##### Material shown #####

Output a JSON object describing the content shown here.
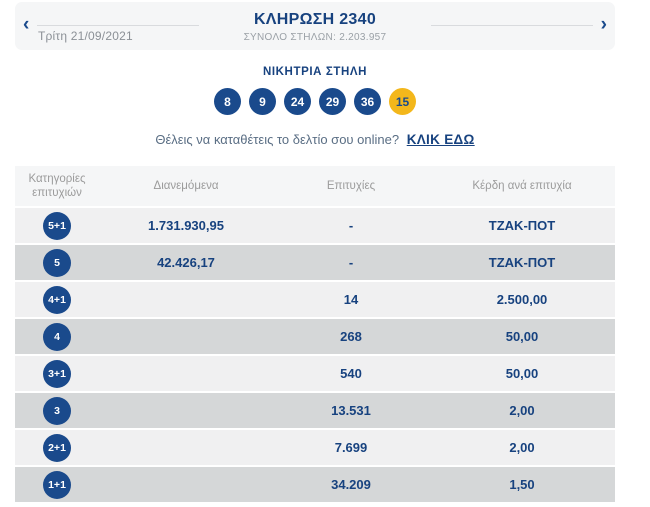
{
  "colors": {
    "navy": "#1a4a8c",
    "gold": "#f3b71b",
    "row_light": "#f0f0f1",
    "row_dark": "#d5d7d8"
  },
  "draw_header": {
    "prev_icon": "‹",
    "next_icon": "›",
    "date": "Τρίτη 21/09/2021",
    "title": "ΚΛΗΡΩΣΗ 2340",
    "total_columns": "ΣΥΝΟΛΟ ΣΤΗΛΩΝ: 2.203.957"
  },
  "winning_column": {
    "title": "ΝΙΚΗΤΡΙΑ ΣΤΗΛΗ",
    "numbers": [
      "8",
      "9",
      "24",
      "29",
      "36"
    ],
    "joker": "15"
  },
  "online_prompt": {
    "question": "Θέλεις να καταθέτεις το δελτίο σου online?",
    "link_label": "ΚΛΙΚ ΕΔΩ"
  },
  "results_table": {
    "headers": [
      "Κατηγορίες επιτυχιών",
      "Διανεμόμενα",
      "Επιτυχίες",
      "Κέρδη ανά επιτυχία"
    ],
    "rows": [
      {
        "category": "5+1",
        "distributed": "1.731.930,95",
        "winners": "-",
        "prize": "ΤΖΑΚ-ΠΟΤ"
      },
      {
        "category": "5",
        "distributed": "42.426,17",
        "winners": "-",
        "prize": "ΤΖΑΚ-ΠΟΤ"
      },
      {
        "category": "4+1",
        "distributed": "",
        "winners": "14",
        "prize": "2.500,00"
      },
      {
        "category": "4",
        "distributed": "",
        "winners": "268",
        "prize": "50,00"
      },
      {
        "category": "3+1",
        "distributed": "",
        "winners": "540",
        "prize": "50,00"
      },
      {
        "category": "3",
        "distributed": "",
        "winners": "13.531",
        "prize": "2,00"
      },
      {
        "category": "2+1",
        "distributed": "",
        "winners": "7.699",
        "prize": "2,00"
      },
      {
        "category": "1+1",
        "distributed": "",
        "winners": "34.209",
        "prize": "1,50"
      }
    ]
  }
}
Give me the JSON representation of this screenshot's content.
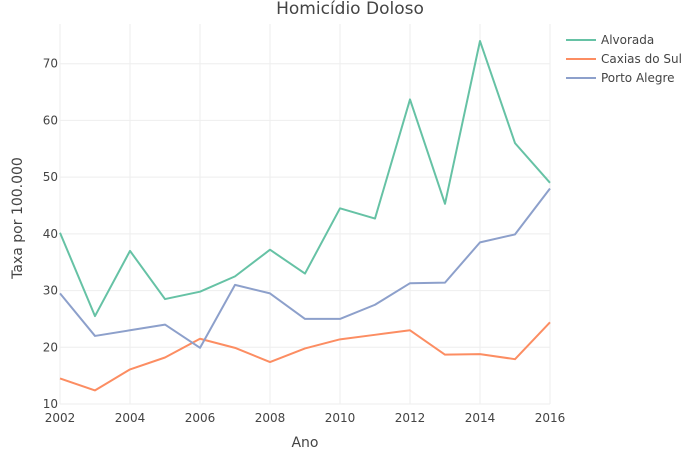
{
  "chart_data": {
    "type": "line",
    "title": "Homicídio Doloso",
    "xlabel": "Ano",
    "ylabel": "Taxa por 100.000",
    "xlim": [
      2002,
      2016
    ],
    "ylim": [
      10,
      77
    ],
    "x_ticks": [
      2002,
      2004,
      2006,
      2008,
      2010,
      2012,
      2014,
      2016
    ],
    "y_ticks": [
      10,
      20,
      30,
      40,
      50,
      60,
      70
    ],
    "grid": true,
    "legend_position": "top-right",
    "x": [
      2002,
      2003,
      2004,
      2005,
      2006,
      2007,
      2008,
      2009,
      2010,
      2011,
      2012,
      2013,
      2014,
      2015,
      2016
    ],
    "series": [
      {
        "name": "Alvorada",
        "color": "#66c2a5",
        "values": [
          40.2,
          25.5,
          37.0,
          28.5,
          29.8,
          32.5,
          37.2,
          33.0,
          44.5,
          42.7,
          63.7,
          45.3,
          74.0,
          56.0,
          49.0
        ]
      },
      {
        "name": "Caxias do Sul",
        "color": "#fc8d62",
        "values": [
          14.5,
          12.4,
          16.1,
          18.2,
          21.5,
          19.9,
          17.4,
          19.8,
          21.4,
          22.2,
          23.0,
          18.7,
          18.8,
          17.9,
          24.4
        ]
      },
      {
        "name": "Porto Alegre",
        "color": "#8da0cb",
        "values": [
          29.5,
          22.0,
          23.0,
          24.0,
          19.9,
          31.0,
          29.5,
          25.0,
          25.0,
          27.5,
          31.3,
          31.4,
          38.5,
          39.9,
          48.0
        ]
      }
    ]
  }
}
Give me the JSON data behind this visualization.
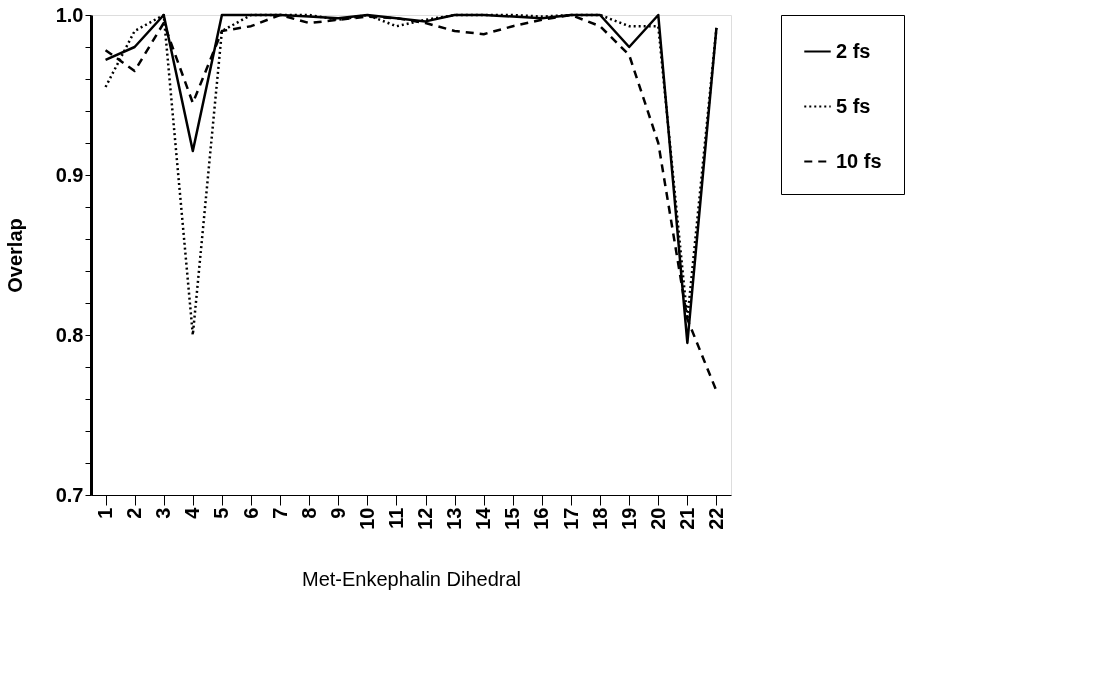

#####

Task goal: Give all the entries again exactly, dropping each picture.

The output:
Output a JSON object describing the content shown here.
{
  "colors": {
    "navy": "#1a4a8c",
    "gold": "#f3b71b",
    "row_light": "#f0f0f1",
    "row_dark": "#d5d7d8"
  },
  "draw_header": {
    "prev_icon": "‹",
    "next_icon": "›",
    "date": "Τρίτη 21/09/2021",
    "title": "ΚΛΗΡΩΣΗ 2340",
    "total_columns": "ΣΥΝΟΛΟ ΣΤΗΛΩΝ: 2.203.957"
  },
  "winning_column": {
    "title": "ΝΙΚΗΤΡΙΑ ΣΤΗΛΗ",
    "numbers": [
      "8",
      "9",
      "24",
      "29",
      "36"
    ],
    "joker": "15"
  },
  "online_prompt": {
    "question": "Θέλεις να καταθέτεις το δελτίο σου online?",
    "link_label": "ΚΛΙΚ ΕΔΩ"
  },
  "results_table": {
    "headers": [
      "Κατηγορίες επιτυχιών",
      "Διανεμόμενα",
      "Επιτυχίες",
      "Κέρδη ανά επιτυχία"
    ],
    "rows": [
      {
        "category": "5+1",
        "distributed": "1.731.930,95",
        "winners": "-",
        "prize": "ΤΖΑΚ-ΠΟΤ"
      },
      {
        "category": "5",
        "distributed": "42.426,17",
        "winners": "-",
        "prize": "ΤΖΑΚ-ΠΟΤ"
      },
      {
        "category": "4+1",
        "distributed": "",
        "winners": "14",
        "prize": "2.500,00"
      },
      {
        "category": "4",
        "distributed": "",
        "winners": "268",
        "prize": "50,00"
      },
      {
        "category": "3+1",
        "distributed": "",
        "winners": "540",
        "prize": "50,00"
      },
      {
        "category": "3",
        "distributed": "",
        "winners": "13.531",
        "prize": "2,00"
      },
      {
        "category": "2+1",
        "distributed": "",
        "winners": "7.699",
        "prize": "2,00"
      },
      {
        "category": "1+1",
        "distributed": "",
        "winners": "34.209",
        "prize": "1,50"
      }
    ]
  }
}
Give me the JSON representation of this screenshot's content.
{
  "chart_data": {
    "type": "line",
    "title": "Homicídio Doloso",
    "xlabel": "Ano",
    "ylabel": "Taxa por 100.000",
    "xlim": [
      2002,
      2016
    ],
    "ylim": [
      10,
      77
    ],
    "x_ticks": [
      2002,
      2004,
      2006,
      2008,
      2010,
      2012,
      2014,
      2016
    ],
    "y_ticks": [
      10,
      20,
      30,
      40,
      50,
      60,
      70
    ],
    "grid": true,
    "legend_position": "top-right",
    "x": [
      2002,
      2003,
      2004,
      2005,
      2006,
      2007,
      2008,
      2009,
      2010,
      2011,
      2012,
      2013,
      2014,
      2015,
      2016
    ],
    "series": [
      {
        "name": "Alvorada",
        "color": "#66c2a5",
        "values": [
          40.2,
          25.5,
          37.0,
          28.5,
          29.8,
          32.5,
          37.2,
          33.0,
          44.5,
          42.7,
          63.7,
          45.3,
          74.0,
          56.0,
          49.0
        ]
      },
      {
        "name": "Caxias do Sul",
        "color": "#fc8d62",
        "values": [
          14.5,
          12.4,
          16.1,
          18.2,
          21.5,
          19.9,
          17.4,
          19.8,
          21.4,
          22.2,
          23.0,
          18.7,
          18.8,
          17.9,
          24.4
        ]
      },
      {
        "name": "Porto Alegre",
        "color": "#8da0cb",
        "values": [
          29.5,
          22.0,
          23.0,
          24.0,
          19.9,
          31.0,
          29.5,
          25.0,
          25.0,
          27.5,
          31.3,
          31.4,
          38.5,
          39.9,
          48.0
        ]
      }
    ]
  }
}
Give me the JSON data behind this visualization.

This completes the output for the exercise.